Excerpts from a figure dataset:
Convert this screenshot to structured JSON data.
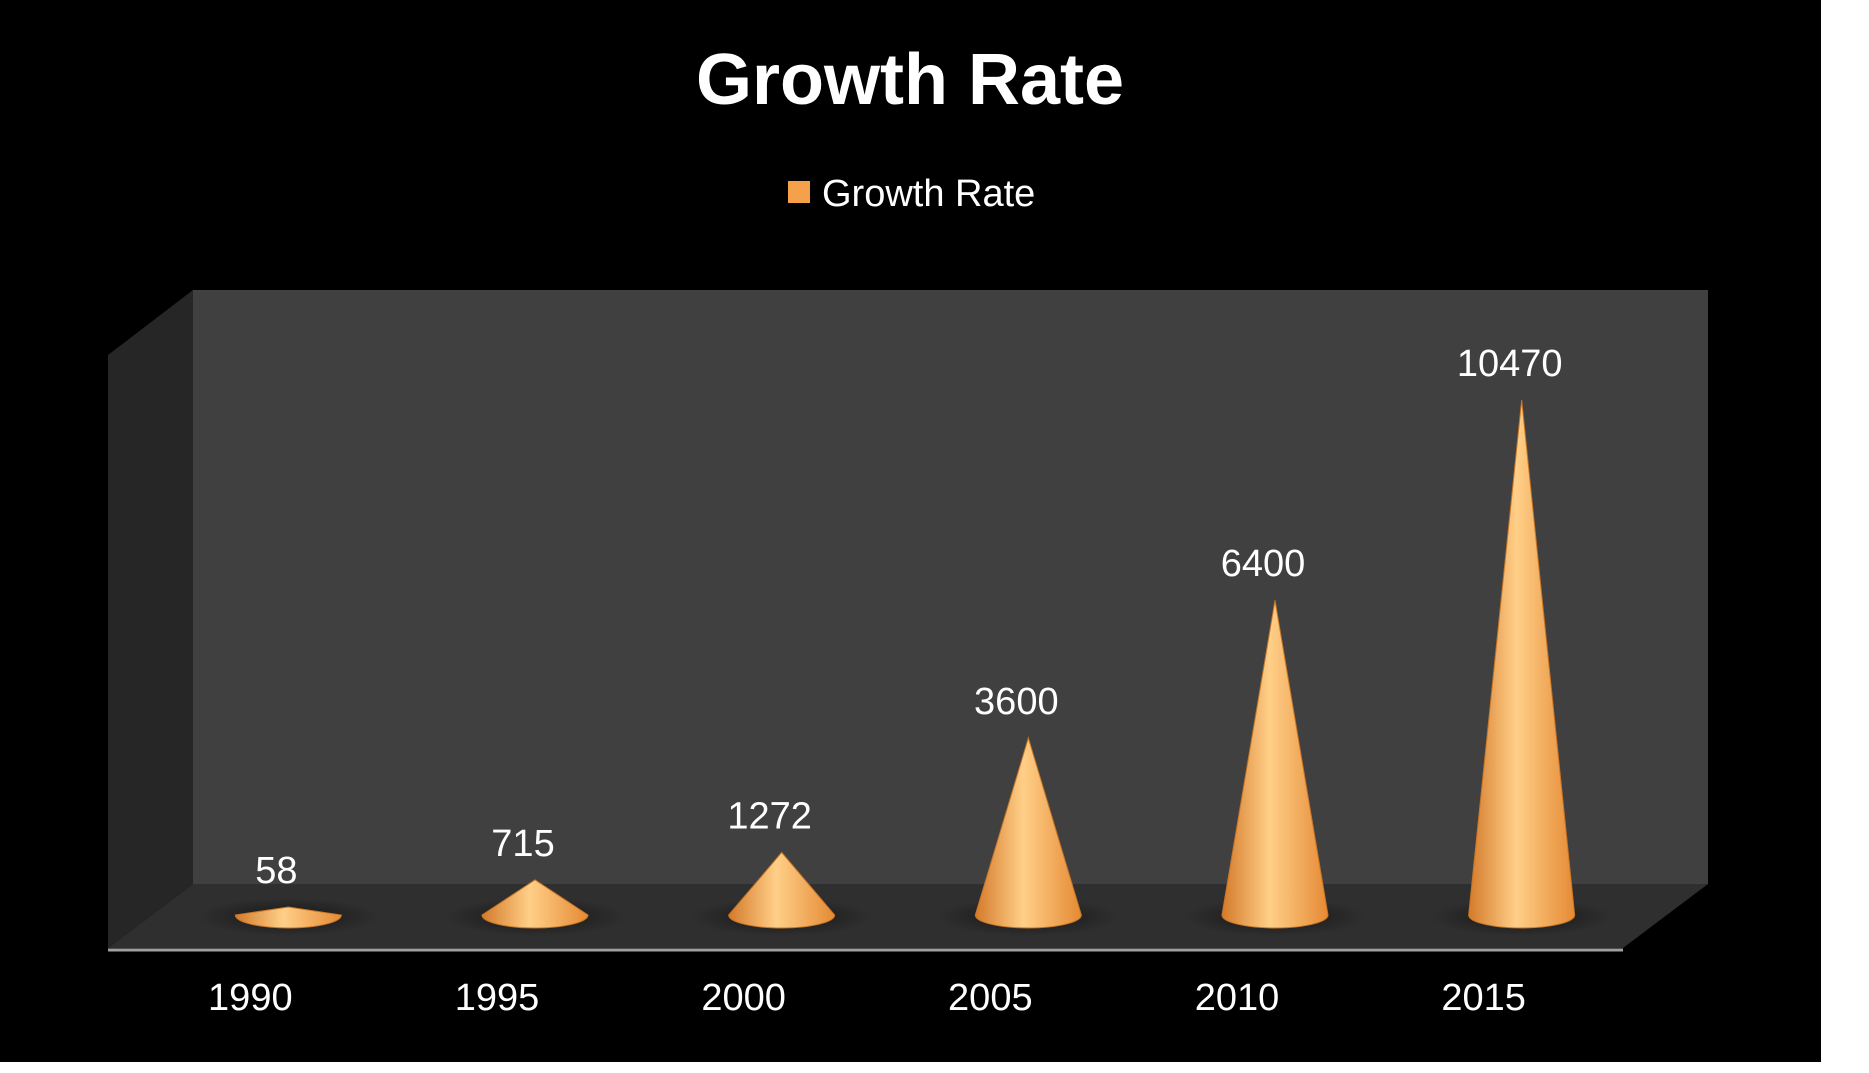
{
  "chart_data": {
    "type": "bar",
    "bar_shape": "cone-3d",
    "title": "Growth Rate",
    "categories": [
      "1990",
      "1995",
      "2000",
      "2005",
      "2010",
      "2015"
    ],
    "series": [
      {
        "name": "Growth Rate",
        "values": [
          58,
          715,
          1272,
          3600,
          6400,
          10470
        ]
      }
    ],
    "data_labels": true,
    "legend": {
      "placement": "top-center"
    },
    "grid": false,
    "ylim": [
      0,
      12000
    ],
    "colors": {
      "background": "#000000",
      "back_wall": "#404040",
      "side_wall": "#262626",
      "floor": "#2e2e2e",
      "cone": "#f5a04a",
      "cone_highlight": "#ffd08a",
      "cone_shadow": "#d9822e",
      "text": "#ffffff"
    }
  }
}
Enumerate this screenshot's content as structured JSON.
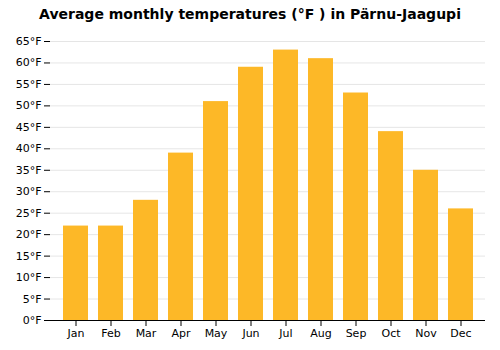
{
  "chart_data": {
    "type": "bar",
    "title": "Average monthly temperatures (°F ) in Pärnu-Jaagupi",
    "categories": [
      "Jan",
      "Feb",
      "Mar",
      "Apr",
      "May",
      "Jun",
      "Jul",
      "Aug",
      "Sep",
      "Oct",
      "Nov",
      "Dec"
    ],
    "values": [
      22,
      22,
      28,
      39,
      51,
      59,
      63,
      61,
      53,
      44,
      35,
      26
    ],
    "color": "#FDB827",
    "ylim": [
      0,
      65
    ],
    "yticks": [
      {
        "value": 0,
        "label": "0°F"
      },
      {
        "value": 5,
        "label": "5°F"
      },
      {
        "value": 10,
        "label": "10°F"
      },
      {
        "value": 15,
        "label": "15°F"
      },
      {
        "value": 20,
        "label": "20°F"
      },
      {
        "value": 25,
        "label": "25°F"
      },
      {
        "value": 30,
        "label": "30°F"
      },
      {
        "value": 35,
        "label": "35°F"
      },
      {
        "value": 40,
        "label": "40°F"
      },
      {
        "value": 45,
        "label": "45°F"
      },
      {
        "value": 50,
        "label": "50°F"
      },
      {
        "value": 55,
        "label": "55°F"
      },
      {
        "value": 60,
        "label": "60°F"
      },
      {
        "value": 65,
        "label": "65°F"
      }
    ],
    "grid": true
  }
}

◆ **Work required**:
Write out the records above exactly as they appear, leaving out any pictures.

◆ **Result**:
Convert this screenshot to structured JSON data.
{
  "chart_data": {
    "type": "bar",
    "bar_shape": "cone-3d",
    "title": "Growth Rate",
    "categories": [
      "1990",
      "1995",
      "2000",
      "2005",
      "2010",
      "2015"
    ],
    "series": [
      {
        "name": "Growth Rate",
        "values": [
          58,
          715,
          1272,
          3600,
          6400,
          10470
        ]
      }
    ],
    "data_labels": true,
    "legend": {
      "placement": "top-center"
    },
    "grid": false,
    "ylim": [
      0,
      12000
    ],
    "colors": {
      "background": "#000000",
      "back_wall": "#404040",
      "side_wall": "#262626",
      "floor": "#2e2e2e",
      "cone": "#f5a04a",
      "cone_highlight": "#ffd08a",
      "cone_shadow": "#d9822e",
      "text": "#ffffff"
    }
  }
}
Enumerate this screenshot's content as structured JSON.
{
  "chart_data": {
    "type": "bar",
    "title": "Average monthly temperatures (°F ) in Pärnu-Jaagupi",
    "categories": [
      "Jan",
      "Feb",
      "Mar",
      "Apr",
      "May",
      "Jun",
      "Jul",
      "Aug",
      "Sep",
      "Oct",
      "Nov",
      "Dec"
    ],
    "values": [
      22,
      22,
      28,
      39,
      51,
      59,
      63,
      61,
      53,
      44,
      35,
      26
    ],
    "color": "#FDB827",
    "ylim": [
      0,
      65
    ],
    "yticks": [
      {
        "value": 0,
        "label": "0°F"
      },
      {
        "value": 5,
        "label": "5°F"
      },
      {
        "value": 10,
        "label": "10°F"
      },
      {
        "value": 15,
        "label": "15°F"
      },
      {
        "value": 20,
        "label": "20°F"
      },
      {
        "value": 25,
        "label": "25°F"
      },
      {
        "value": 30,
        "label": "30°F"
      },
      {
        "value": 35,
        "label": "35°F"
      },
      {
        "value": 40,
        "label": "40°F"
      },
      {
        "value": 45,
        "label": "45°F"
      },
      {
        "value": 50,
        "label": "50°F"
      },
      {
        "value": 55,
        "label": "55°F"
      },
      {
        "value": 60,
        "label": "60°F"
      },
      {
        "value": 65,
        "label": "65°F"
      }
    ],
    "grid": true
  }
}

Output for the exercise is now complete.